Stated problem. Check every line below for the word "name" and show those that hold it.

(Records)
>>>
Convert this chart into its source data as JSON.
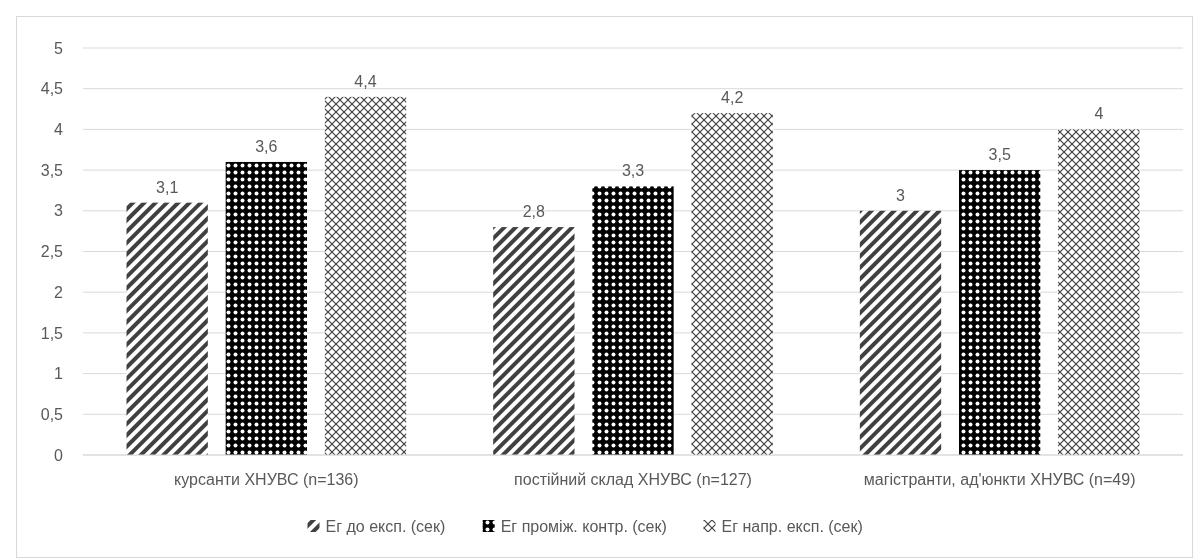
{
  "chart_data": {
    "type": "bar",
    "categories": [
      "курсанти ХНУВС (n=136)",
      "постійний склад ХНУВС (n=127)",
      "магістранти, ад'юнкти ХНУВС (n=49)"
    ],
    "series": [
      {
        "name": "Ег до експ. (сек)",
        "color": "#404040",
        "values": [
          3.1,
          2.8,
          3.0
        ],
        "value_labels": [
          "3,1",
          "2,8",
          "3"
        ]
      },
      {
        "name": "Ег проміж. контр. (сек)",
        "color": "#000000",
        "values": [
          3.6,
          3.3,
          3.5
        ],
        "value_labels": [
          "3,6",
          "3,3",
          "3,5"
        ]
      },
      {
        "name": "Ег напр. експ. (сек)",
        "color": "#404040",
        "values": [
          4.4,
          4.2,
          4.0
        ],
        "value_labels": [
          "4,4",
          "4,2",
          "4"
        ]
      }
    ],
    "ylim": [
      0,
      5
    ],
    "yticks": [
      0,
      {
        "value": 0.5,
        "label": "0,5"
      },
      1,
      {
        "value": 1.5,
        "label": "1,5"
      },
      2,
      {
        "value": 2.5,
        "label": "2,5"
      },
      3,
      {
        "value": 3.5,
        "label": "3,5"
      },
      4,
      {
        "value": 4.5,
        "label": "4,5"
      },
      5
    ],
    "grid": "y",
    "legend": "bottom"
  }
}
<<<
>>>
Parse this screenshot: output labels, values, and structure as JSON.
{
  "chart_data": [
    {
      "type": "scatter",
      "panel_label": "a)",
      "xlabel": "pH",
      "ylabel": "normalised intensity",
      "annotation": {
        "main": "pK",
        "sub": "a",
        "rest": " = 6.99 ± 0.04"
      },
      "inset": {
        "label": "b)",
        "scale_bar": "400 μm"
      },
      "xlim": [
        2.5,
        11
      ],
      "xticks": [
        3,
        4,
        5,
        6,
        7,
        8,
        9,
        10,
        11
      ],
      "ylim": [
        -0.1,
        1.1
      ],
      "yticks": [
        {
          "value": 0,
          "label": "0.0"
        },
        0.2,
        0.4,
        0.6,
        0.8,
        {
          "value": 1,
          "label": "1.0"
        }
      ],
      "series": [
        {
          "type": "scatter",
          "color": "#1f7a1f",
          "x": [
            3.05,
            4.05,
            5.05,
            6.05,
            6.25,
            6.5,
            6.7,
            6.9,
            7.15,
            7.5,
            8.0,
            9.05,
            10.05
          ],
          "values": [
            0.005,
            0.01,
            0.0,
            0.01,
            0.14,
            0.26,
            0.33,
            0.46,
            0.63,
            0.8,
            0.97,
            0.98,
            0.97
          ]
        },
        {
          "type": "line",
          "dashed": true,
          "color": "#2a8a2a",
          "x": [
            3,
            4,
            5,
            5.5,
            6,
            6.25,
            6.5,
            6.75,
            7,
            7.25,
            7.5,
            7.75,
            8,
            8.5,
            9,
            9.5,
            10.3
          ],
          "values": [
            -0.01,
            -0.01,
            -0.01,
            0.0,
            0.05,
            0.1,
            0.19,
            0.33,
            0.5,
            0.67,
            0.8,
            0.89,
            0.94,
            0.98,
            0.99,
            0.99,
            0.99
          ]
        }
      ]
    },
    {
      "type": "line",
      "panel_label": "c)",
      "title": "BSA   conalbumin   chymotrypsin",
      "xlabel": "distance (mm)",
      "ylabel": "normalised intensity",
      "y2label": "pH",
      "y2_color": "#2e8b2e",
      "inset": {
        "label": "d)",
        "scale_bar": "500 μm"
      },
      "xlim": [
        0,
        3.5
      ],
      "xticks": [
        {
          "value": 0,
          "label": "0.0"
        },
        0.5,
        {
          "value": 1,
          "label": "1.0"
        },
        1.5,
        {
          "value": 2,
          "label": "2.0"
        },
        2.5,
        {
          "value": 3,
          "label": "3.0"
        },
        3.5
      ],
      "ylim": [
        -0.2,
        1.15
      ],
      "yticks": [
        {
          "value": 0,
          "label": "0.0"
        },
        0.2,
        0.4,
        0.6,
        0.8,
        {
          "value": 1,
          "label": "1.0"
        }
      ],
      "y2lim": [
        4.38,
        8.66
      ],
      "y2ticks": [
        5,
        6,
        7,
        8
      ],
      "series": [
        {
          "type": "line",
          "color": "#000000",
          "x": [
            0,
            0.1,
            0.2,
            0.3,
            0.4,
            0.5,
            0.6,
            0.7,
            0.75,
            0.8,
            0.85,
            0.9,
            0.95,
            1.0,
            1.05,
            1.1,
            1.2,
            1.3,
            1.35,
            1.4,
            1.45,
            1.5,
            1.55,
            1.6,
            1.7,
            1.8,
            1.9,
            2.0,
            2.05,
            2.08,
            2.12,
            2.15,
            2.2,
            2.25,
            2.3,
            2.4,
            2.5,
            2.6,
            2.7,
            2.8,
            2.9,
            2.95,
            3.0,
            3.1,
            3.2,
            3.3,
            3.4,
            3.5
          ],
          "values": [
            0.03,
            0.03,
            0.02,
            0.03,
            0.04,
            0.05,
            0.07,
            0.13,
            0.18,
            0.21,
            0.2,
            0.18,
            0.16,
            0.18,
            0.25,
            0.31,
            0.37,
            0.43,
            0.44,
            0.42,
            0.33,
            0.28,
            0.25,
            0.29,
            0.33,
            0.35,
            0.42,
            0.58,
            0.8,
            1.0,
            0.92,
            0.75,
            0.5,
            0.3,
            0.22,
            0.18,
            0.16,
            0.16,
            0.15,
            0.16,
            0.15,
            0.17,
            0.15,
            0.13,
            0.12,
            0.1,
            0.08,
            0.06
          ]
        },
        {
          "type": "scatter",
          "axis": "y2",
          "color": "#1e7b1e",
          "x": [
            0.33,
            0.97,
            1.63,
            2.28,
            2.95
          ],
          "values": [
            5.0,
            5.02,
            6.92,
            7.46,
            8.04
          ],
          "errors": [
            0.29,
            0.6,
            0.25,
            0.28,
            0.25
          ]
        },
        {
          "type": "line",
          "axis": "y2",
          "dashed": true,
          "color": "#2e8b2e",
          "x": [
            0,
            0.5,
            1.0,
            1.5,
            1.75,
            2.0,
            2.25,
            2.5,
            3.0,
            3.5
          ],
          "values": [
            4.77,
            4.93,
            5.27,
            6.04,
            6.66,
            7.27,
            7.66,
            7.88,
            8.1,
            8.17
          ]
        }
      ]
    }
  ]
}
<<<
>>>
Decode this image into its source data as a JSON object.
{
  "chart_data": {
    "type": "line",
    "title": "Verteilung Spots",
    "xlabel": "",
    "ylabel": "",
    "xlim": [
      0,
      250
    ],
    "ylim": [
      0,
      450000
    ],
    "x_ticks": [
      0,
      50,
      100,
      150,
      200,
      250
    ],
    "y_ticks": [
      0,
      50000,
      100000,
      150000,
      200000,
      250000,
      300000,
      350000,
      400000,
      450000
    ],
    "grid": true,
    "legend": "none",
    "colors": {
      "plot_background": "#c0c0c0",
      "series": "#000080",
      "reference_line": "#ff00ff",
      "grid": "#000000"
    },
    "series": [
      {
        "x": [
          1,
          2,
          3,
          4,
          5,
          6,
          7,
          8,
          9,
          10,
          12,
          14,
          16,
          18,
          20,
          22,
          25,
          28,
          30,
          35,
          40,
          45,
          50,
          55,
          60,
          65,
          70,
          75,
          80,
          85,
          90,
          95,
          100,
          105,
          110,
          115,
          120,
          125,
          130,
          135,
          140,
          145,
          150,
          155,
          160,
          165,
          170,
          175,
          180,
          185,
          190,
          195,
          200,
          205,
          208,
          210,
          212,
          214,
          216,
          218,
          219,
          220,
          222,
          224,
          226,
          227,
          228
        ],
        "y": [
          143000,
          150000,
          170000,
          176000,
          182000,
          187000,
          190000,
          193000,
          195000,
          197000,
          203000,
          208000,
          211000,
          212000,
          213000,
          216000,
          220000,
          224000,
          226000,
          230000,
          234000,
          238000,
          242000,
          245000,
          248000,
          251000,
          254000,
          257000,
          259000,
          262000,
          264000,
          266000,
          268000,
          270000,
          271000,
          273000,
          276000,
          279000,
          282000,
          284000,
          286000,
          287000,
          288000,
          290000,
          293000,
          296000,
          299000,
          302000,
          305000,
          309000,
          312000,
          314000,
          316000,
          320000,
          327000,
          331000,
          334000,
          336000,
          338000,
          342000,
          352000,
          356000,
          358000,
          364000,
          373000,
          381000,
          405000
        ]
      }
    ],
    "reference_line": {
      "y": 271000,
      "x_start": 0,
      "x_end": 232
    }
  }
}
<<<
Task answer.
        "name": "Ег до експ. (сек)",
        "name": "Ег проміж. контр. (сек)",
        "name": "Ег напр. експ. (сек)",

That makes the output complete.